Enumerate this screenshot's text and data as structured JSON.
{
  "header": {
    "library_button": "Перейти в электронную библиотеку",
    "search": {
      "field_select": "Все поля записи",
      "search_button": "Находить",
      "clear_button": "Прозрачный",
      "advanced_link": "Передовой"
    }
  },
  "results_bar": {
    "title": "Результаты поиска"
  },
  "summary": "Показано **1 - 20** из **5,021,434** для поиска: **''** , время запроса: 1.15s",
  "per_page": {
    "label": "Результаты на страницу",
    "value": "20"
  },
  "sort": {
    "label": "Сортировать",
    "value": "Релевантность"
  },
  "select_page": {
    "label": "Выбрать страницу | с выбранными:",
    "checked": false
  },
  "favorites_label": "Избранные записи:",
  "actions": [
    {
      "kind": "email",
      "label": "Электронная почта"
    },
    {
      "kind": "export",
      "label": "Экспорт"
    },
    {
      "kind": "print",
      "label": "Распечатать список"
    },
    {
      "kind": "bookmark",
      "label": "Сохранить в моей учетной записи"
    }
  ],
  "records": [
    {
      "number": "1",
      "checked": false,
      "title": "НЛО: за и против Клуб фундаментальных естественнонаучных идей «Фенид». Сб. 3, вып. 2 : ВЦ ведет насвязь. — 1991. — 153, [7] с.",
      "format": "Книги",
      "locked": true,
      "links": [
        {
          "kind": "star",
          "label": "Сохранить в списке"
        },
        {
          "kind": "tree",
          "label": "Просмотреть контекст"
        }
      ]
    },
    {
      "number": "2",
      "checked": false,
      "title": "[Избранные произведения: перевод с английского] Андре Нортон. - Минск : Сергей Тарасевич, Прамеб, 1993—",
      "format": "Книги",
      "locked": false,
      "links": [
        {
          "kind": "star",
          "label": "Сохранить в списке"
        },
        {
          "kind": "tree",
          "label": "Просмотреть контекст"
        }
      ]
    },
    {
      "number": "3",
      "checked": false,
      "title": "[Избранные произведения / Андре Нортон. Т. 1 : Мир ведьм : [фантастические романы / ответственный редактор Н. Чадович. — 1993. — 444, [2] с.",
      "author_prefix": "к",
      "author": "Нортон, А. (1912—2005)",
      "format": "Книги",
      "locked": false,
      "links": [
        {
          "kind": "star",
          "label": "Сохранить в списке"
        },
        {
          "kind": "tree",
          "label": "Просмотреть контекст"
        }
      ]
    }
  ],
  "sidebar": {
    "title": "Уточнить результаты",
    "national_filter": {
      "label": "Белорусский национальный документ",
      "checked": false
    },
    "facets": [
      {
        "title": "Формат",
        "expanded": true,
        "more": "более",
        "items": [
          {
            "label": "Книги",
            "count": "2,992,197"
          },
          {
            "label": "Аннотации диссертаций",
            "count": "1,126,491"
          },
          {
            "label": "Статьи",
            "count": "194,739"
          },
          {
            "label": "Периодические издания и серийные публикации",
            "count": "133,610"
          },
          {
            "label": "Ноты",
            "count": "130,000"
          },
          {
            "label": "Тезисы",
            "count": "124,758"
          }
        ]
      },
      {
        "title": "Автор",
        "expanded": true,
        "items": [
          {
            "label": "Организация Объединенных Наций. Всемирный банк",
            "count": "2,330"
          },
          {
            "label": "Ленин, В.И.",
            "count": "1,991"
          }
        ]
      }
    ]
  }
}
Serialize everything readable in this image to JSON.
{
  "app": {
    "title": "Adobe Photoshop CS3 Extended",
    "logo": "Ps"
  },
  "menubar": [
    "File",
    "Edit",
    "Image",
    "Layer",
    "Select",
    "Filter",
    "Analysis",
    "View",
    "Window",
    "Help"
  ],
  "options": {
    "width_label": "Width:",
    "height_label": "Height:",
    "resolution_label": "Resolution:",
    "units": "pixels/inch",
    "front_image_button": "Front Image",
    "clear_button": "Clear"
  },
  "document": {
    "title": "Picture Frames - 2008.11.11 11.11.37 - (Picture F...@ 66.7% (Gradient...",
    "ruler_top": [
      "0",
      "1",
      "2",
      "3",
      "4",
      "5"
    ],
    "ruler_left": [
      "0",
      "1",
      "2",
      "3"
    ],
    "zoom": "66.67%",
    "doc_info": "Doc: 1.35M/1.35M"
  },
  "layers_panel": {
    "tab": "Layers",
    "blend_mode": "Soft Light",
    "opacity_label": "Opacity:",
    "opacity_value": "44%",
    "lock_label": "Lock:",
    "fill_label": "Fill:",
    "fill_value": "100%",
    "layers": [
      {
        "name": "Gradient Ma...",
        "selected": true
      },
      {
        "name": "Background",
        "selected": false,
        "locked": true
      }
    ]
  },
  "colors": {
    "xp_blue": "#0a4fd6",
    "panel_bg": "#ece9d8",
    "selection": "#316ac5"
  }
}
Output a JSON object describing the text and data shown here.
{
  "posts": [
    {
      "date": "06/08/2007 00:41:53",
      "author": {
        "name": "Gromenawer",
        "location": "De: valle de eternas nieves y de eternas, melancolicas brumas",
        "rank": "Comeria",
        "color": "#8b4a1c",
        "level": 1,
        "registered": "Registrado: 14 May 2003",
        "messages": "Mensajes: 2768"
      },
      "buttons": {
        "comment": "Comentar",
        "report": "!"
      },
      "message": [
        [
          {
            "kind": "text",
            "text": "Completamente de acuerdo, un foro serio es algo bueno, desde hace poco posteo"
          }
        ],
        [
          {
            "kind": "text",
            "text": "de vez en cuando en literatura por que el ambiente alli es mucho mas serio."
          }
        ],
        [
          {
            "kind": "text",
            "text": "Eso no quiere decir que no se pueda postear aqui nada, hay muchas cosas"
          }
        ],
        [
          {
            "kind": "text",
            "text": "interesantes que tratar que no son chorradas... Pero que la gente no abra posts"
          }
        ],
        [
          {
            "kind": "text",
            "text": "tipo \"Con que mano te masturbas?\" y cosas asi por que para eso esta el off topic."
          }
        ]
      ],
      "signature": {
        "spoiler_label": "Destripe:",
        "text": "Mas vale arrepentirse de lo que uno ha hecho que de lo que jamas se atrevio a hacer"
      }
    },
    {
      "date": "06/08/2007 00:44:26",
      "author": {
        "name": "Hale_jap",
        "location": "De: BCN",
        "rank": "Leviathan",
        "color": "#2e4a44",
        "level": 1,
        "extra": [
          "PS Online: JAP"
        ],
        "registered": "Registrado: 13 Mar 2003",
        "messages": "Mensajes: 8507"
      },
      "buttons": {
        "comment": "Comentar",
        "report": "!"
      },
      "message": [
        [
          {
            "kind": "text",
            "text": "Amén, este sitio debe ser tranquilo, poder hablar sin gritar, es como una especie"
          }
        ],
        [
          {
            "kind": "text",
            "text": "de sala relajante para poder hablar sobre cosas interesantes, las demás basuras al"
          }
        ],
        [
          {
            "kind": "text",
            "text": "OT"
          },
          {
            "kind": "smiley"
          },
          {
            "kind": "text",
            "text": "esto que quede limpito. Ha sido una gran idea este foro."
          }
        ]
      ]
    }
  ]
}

::::::::::

**TASK GOAL**
Look through the entries above and report each line where the string "cosas" occurs.

**OUTPUT BELOW**
            "text": "Eso no quiere decir que no se pueda postear aqui nada, hay muchas cosas"
            "text": "tipo \"Con que mano te masturbas?\" y cosas asi por que para eso esta el off topic."
            "text": "de sala relajante para poder hablar sobre cosas interesantes, las demás basuras al"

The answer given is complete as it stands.